## Task statement
Search the records for the line with "Output a JSON". Output that line and each line after it, exactly, and stop at the end; omit pictures.

## Records supplied
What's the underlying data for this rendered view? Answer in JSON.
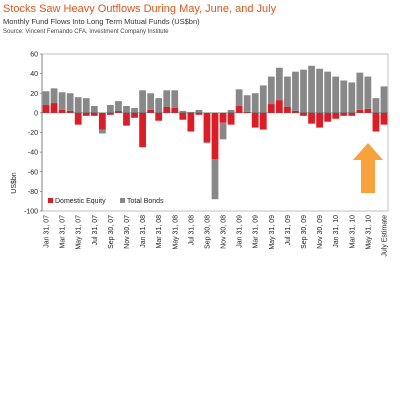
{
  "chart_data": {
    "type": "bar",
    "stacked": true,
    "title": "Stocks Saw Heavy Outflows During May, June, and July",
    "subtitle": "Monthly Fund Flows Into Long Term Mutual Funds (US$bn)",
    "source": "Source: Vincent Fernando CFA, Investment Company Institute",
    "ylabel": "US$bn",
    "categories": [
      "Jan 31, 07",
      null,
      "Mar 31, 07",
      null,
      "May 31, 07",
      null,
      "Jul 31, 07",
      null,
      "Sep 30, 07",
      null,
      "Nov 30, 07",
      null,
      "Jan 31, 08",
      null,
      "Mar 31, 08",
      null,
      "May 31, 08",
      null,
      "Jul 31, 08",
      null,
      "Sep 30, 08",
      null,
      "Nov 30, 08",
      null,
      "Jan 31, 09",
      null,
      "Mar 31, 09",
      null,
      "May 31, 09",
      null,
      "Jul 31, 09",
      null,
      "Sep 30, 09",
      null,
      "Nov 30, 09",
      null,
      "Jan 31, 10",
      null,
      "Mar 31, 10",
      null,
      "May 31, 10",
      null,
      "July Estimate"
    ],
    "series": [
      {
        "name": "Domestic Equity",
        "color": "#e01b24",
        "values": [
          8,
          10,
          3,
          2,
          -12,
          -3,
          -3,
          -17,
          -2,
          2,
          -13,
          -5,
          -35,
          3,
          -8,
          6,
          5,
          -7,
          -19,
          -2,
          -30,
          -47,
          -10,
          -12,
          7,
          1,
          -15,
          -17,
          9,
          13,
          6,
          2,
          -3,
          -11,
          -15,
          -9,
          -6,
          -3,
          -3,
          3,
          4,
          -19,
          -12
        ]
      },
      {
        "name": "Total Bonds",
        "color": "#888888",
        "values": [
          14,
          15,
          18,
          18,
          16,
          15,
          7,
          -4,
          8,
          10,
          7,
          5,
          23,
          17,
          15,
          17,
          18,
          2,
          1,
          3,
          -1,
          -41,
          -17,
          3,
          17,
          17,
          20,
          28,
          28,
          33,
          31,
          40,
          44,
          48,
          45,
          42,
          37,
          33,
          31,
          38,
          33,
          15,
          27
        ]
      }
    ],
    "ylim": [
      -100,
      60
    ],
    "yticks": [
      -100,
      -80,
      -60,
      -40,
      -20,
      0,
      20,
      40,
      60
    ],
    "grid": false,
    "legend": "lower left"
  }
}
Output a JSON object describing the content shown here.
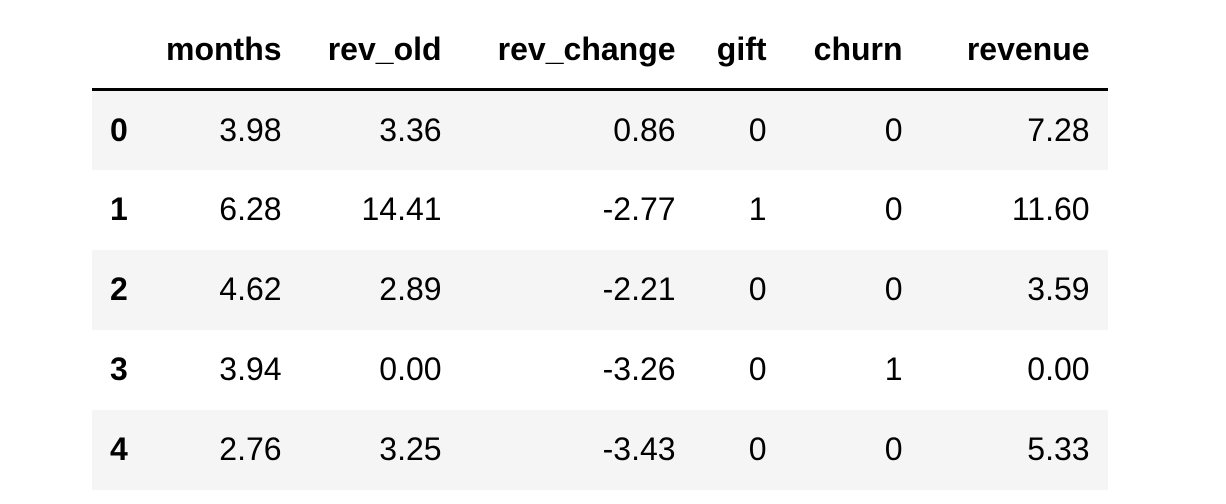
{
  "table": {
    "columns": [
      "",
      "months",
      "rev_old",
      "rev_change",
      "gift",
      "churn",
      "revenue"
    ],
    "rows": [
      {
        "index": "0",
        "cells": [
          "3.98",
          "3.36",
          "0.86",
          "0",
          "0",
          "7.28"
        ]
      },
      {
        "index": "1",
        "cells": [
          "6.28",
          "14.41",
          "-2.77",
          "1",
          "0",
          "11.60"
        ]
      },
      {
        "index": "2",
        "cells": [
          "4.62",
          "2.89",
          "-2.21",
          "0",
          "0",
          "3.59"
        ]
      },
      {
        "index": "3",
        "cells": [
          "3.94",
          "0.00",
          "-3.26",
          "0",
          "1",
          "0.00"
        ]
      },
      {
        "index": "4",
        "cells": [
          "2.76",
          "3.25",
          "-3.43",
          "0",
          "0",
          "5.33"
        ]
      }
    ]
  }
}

## Full response
Output a JSON object describing the content shown here.
{
  "table": {
    "columns": [
      "",
      "months",
      "rev_old",
      "rev_change",
      "gift",
      "churn",
      "revenue"
    ],
    "rows": [
      {
        "index": "0",
        "cells": [
          "3.98",
          "3.36",
          "0.86",
          "0",
          "0",
          "7.28"
        ]
      },
      {
        "index": "1",
        "cells": [
          "6.28",
          "14.41",
          "-2.77",
          "1",
          "0",
          "11.60"
        ]
      },
      {
        "index": "2",
        "cells": [
          "4.62",
          "2.89",
          "-2.21",
          "0",
          "0",
          "3.59"
        ]
      },
      {
        "index": "3",
        "cells": [
          "3.94",
          "0.00",
          "-3.26",
          "0",
          "1",
          "0.00"
        ]
      },
      {
        "index": "4",
        "cells": [
          "2.76",
          "3.25",
          "-3.43",
          "0",
          "0",
          "5.33"
        ]
      }
    ]
  }
}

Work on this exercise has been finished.